▶ _Exercise details_: Repeat every line exactly, keeping the pictures out of the copy.

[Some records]
* Start *

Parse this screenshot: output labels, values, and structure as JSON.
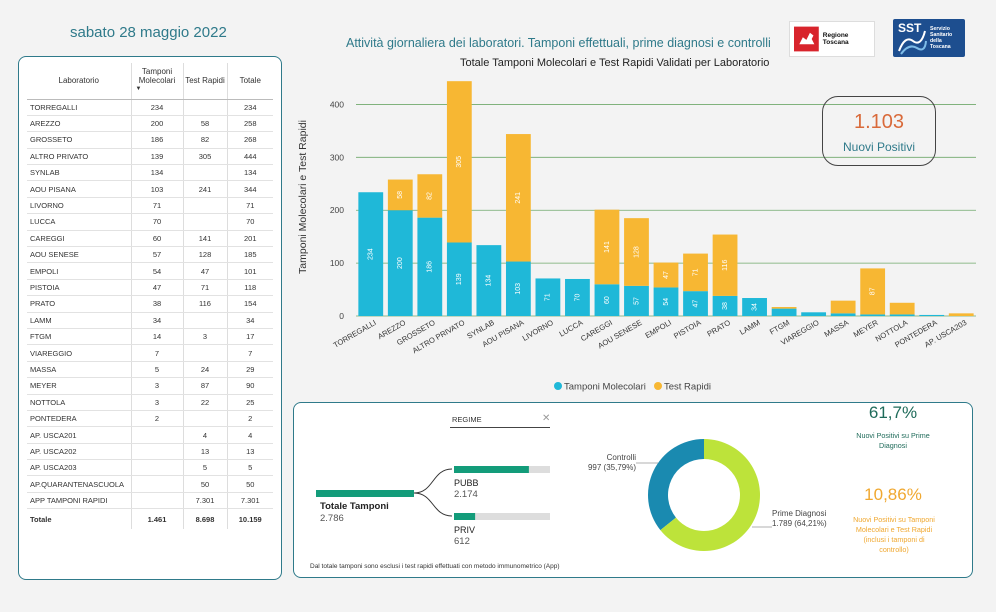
{
  "header": {
    "date": "sabato 28 maggio 2022",
    "main_title": "Attività giornaliera dei laboratori. Tamponi effettuali, prime diagnosi e controlli",
    "logo_rt": "Regione Toscana",
    "logo_sst_mark": "SST",
    "logo_sst_lines": [
      "Servizio",
      "Sanitario",
      "della",
      "Toscana"
    ]
  },
  "table": {
    "headers": [
      "Laboratorio",
      "Tamponi Molecolari",
      "Test Rapidi",
      "Totale"
    ],
    "rows": [
      [
        "TORREGALLI",
        "234",
        "",
        "234"
      ],
      [
        "AREZZO",
        "200",
        "58",
        "258"
      ],
      [
        "GROSSETO",
        "186",
        "82",
        "268"
      ],
      [
        "ALTRO PRIVATO",
        "139",
        "305",
        "444"
      ],
      [
        "SYNLAB",
        "134",
        "",
        "134"
      ],
      [
        "AOU PISANA",
        "103",
        "241",
        "344"
      ],
      [
        "LIVORNO",
        "71",
        "",
        "71"
      ],
      [
        "LUCCA",
        "70",
        "",
        "70"
      ],
      [
        "CAREGGI",
        "60",
        "141",
        "201"
      ],
      [
        "AOU SENESE",
        "57",
        "128",
        "185"
      ],
      [
        "EMPOLI",
        "54",
        "47",
        "101"
      ],
      [
        "PISTOIA",
        "47",
        "71",
        "118"
      ],
      [
        "PRATO",
        "38",
        "116",
        "154"
      ],
      [
        "LAMM",
        "34",
        "",
        "34"
      ],
      [
        "FTGM",
        "14",
        "3",
        "17"
      ],
      [
        "VIAREGGIO",
        "7",
        "",
        "7"
      ],
      [
        "MASSA",
        "5",
        "24",
        "29"
      ],
      [
        "MEYER",
        "3",
        "87",
        "90"
      ],
      [
        "NOTTOLA",
        "3",
        "22",
        "25"
      ],
      [
        "PONTEDERA",
        "2",
        "",
        "2"
      ],
      [
        "AP. USCA201",
        "",
        "4",
        "4"
      ],
      [
        "AP. USCA202",
        "",
        "13",
        "13"
      ],
      [
        "AP. USCA203",
        "",
        "5",
        "5"
      ],
      [
        "AP.QUARANTENASCUOLA",
        "",
        "50",
        "50"
      ],
      [
        "APP TAMPONI RAPIDI",
        "",
        "7.301",
        "7.301"
      ]
    ],
    "total": [
      "Totale",
      "1.461",
      "8.698",
      "10.159"
    ]
  },
  "chart_data": {
    "type": "bar",
    "stacked": true,
    "title": "Totale Tamponi Molecolari e Test Rapidi Validati per Laboratorio",
    "ylabel": "Tamponi Molecolari e Test Rapidi",
    "ylim": [
      0,
      450
    ],
    "yticks": [
      0,
      100,
      200,
      300,
      400
    ],
    "categories": [
      "TORREGALLI",
      "AREZZO",
      "GROSSETO",
      "ALTRO PRIVATO",
      "SYNLAB",
      "AOU PISANA",
      "LIVORNO",
      "LUCCA",
      "CAREGGI",
      "AOU SENESE",
      "EMPOLI",
      "PISTOIA",
      "PRATO",
      "LAMM",
      "FTGM",
      "VIAREGGIO",
      "MASSA",
      "MEYER",
      "NOTTOLA",
      "PONTEDERA",
      "AP. USCA203"
    ],
    "series": [
      {
        "name": "Tamponi Molecolari",
        "color": "#1fb8d8",
        "values": [
          234,
          200,
          186,
          139,
          134,
          103,
          71,
          70,
          60,
          57,
          54,
          47,
          38,
          34,
          14,
          7,
          5,
          3,
          3,
          2,
          0
        ]
      },
      {
        "name": "Test Rapidi",
        "color": "#f7b733",
        "values": [
          0,
          58,
          82,
          305,
          0,
          241,
          0,
          0,
          141,
          128,
          47,
          71,
          116,
          0,
          3,
          0,
          24,
          87,
          22,
          0,
          5
        ]
      }
    ],
    "legend_position": "bottom",
    "grid": true
  },
  "kpi": {
    "value": "1.103",
    "label": "Nuovi Positivi"
  },
  "decomposition": {
    "filter_label": "REGIME",
    "root": {
      "label": "Totale Tamponi",
      "value": "2.786",
      "share": 1.0
    },
    "children": [
      {
        "label": "PUBB",
        "value": "2.174",
        "share": 0.78
      },
      {
        "label": "PRIV",
        "value": "612",
        "share": 0.22
      }
    ],
    "note": "Dal totale tamponi sono esclusi i test rapidi effettuati con metodo immunometrico (App)"
  },
  "donut": {
    "segments": [
      {
        "label": "Controlli",
        "value_text": "997 (35,79%)",
        "value": 997,
        "color": "#1a8ab0"
      },
      {
        "label": "Prime Diagnosi",
        "value_text": "1.789 (64,21%)",
        "value": 1789,
        "color": "#bde33a"
      }
    ]
  },
  "stats": [
    {
      "value": "61,7%",
      "color": "#1f6b5a",
      "desc": "Nuovi Positivi su Prime Diagnosi"
    },
    {
      "value": "10,86%",
      "color": "#f0a830",
      "desc": "Nuovi Positivi su Tamponi Molecolari e Test Rapidi (inclusi i tamponi di controllo)"
    }
  ]
}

* End *

▶ _The result_:
Parse this screenshot: output labels, values, and structure as JSON.
{
  "header": {
    "date": "sabato 28 maggio 2022",
    "main_title": "Attività giornaliera dei laboratori. Tamponi effettuali, prime diagnosi e controlli",
    "logo_rt": "Regione Toscana",
    "logo_sst_mark": "SST",
    "logo_sst_lines": [
      "Servizio",
      "Sanitario",
      "della",
      "Toscana"
    ]
  },
  "table": {
    "headers": [
      "Laboratorio",
      "Tamponi Molecolari",
      "Test Rapidi",
      "Totale"
    ],
    "rows": [
      [
        "TORREGALLI",
        "234",
        "",
        "234"
      ],
      [
        "AREZZO",
        "200",
        "58",
        "258"
      ],
      [
        "GROSSETO",
        "186",
        "82",
        "268"
      ],
      [
        "ALTRO PRIVATO",
        "139",
        "305",
        "444"
      ],
      [
        "SYNLAB",
        "134",
        "",
        "134"
      ],
      [
        "AOU PISANA",
        "103",
        "241",
        "344"
      ],
      [
        "LIVORNO",
        "71",
        "",
        "71"
      ],
      [
        "LUCCA",
        "70",
        "",
        "70"
      ],
      [
        "CAREGGI",
        "60",
        "141",
        "201"
      ],
      [
        "AOU SENESE",
        "57",
        "128",
        "185"
      ],
      [
        "EMPOLI",
        "54",
        "47",
        "101"
      ],
      [
        "PISTOIA",
        "47",
        "71",
        "118"
      ],
      [
        "PRATO",
        "38",
        "116",
        "154"
      ],
      [
        "LAMM",
        "34",
        "",
        "34"
      ],
      [
        "FTGM",
        "14",
        "3",
        "17"
      ],
      [
        "VIAREGGIO",
        "7",
        "",
        "7"
      ],
      [
        "MASSA",
        "5",
        "24",
        "29"
      ],
      [
        "MEYER",
        "3",
        "87",
        "90"
      ],
      [
        "NOTTOLA",
        "3",
        "22",
        "25"
      ],
      [
        "PONTEDERA",
        "2",
        "",
        "2"
      ],
      [
        "AP. USCA201",
        "",
        "4",
        "4"
      ],
      [
        "AP. USCA202",
        "",
        "13",
        "13"
      ],
      [
        "AP. USCA203",
        "",
        "5",
        "5"
      ],
      [
        "AP.QUARANTENASCUOLA",
        "",
        "50",
        "50"
      ],
      [
        "APP TAMPONI RAPIDI",
        "",
        "7.301",
        "7.301"
      ]
    ],
    "total": [
      "Totale",
      "1.461",
      "8.698",
      "10.159"
    ]
  },
  "chart_data": {
    "type": "bar",
    "stacked": true,
    "title": "Totale Tamponi Molecolari e Test Rapidi Validati per Laboratorio",
    "ylabel": "Tamponi Molecolari e Test Rapidi",
    "ylim": [
      0,
      450
    ],
    "yticks": [
      0,
      100,
      200,
      300,
      400
    ],
    "categories": [
      "TORREGALLI",
      "AREZZO",
      "GROSSETO",
      "ALTRO PRIVATO",
      "SYNLAB",
      "AOU PISANA",
      "LIVORNO",
      "LUCCA",
      "CAREGGI",
      "AOU SENESE",
      "EMPOLI",
      "PISTOIA",
      "PRATO",
      "LAMM",
      "FTGM",
      "VIAREGGIO",
      "MASSA",
      "MEYER",
      "NOTTOLA",
      "PONTEDERA",
      "AP. USCA203"
    ],
    "series": [
      {
        "name": "Tamponi Molecolari",
        "color": "#1fb8d8",
        "values": [
          234,
          200,
          186,
          139,
          134,
          103,
          71,
          70,
          60,
          57,
          54,
          47,
          38,
          34,
          14,
          7,
          5,
          3,
          3,
          2,
          0
        ]
      },
      {
        "name": "Test Rapidi",
        "color": "#f7b733",
        "values": [
          0,
          58,
          82,
          305,
          0,
          241,
          0,
          0,
          141,
          128,
          47,
          71,
          116,
          0,
          3,
          0,
          24,
          87,
          22,
          0,
          5
        ]
      }
    ],
    "legend_position": "bottom",
    "grid": true
  },
  "kpi": {
    "value": "1.103",
    "label": "Nuovi Positivi"
  },
  "decomposition": {
    "filter_label": "REGIME",
    "root": {
      "label": "Totale Tamponi",
      "value": "2.786",
      "share": 1.0
    },
    "children": [
      {
        "label": "PUBB",
        "value": "2.174",
        "share": 0.78
      },
      {
        "label": "PRIV",
        "value": "612",
        "share": 0.22
      }
    ],
    "note": "Dal totale tamponi sono esclusi i test rapidi effettuati con metodo immunometrico (App)"
  },
  "donut": {
    "segments": [
      {
        "label": "Controlli",
        "value_text": "997 (35,79%)",
        "value": 997,
        "color": "#1a8ab0"
      },
      {
        "label": "Prime Diagnosi",
        "value_text": "1.789 (64,21%)",
        "value": 1789,
        "color": "#bde33a"
      }
    ]
  },
  "stats": [
    {
      "value": "61,7%",
      "color": "#1f6b5a",
      "desc": "Nuovi Positivi su Prime Diagnosi"
    },
    {
      "value": "10,86%",
      "color": "#f0a830",
      "desc": "Nuovi Positivi su Tamponi Molecolari e Test Rapidi (inclusi i tamponi di controllo)"
    }
  ]
}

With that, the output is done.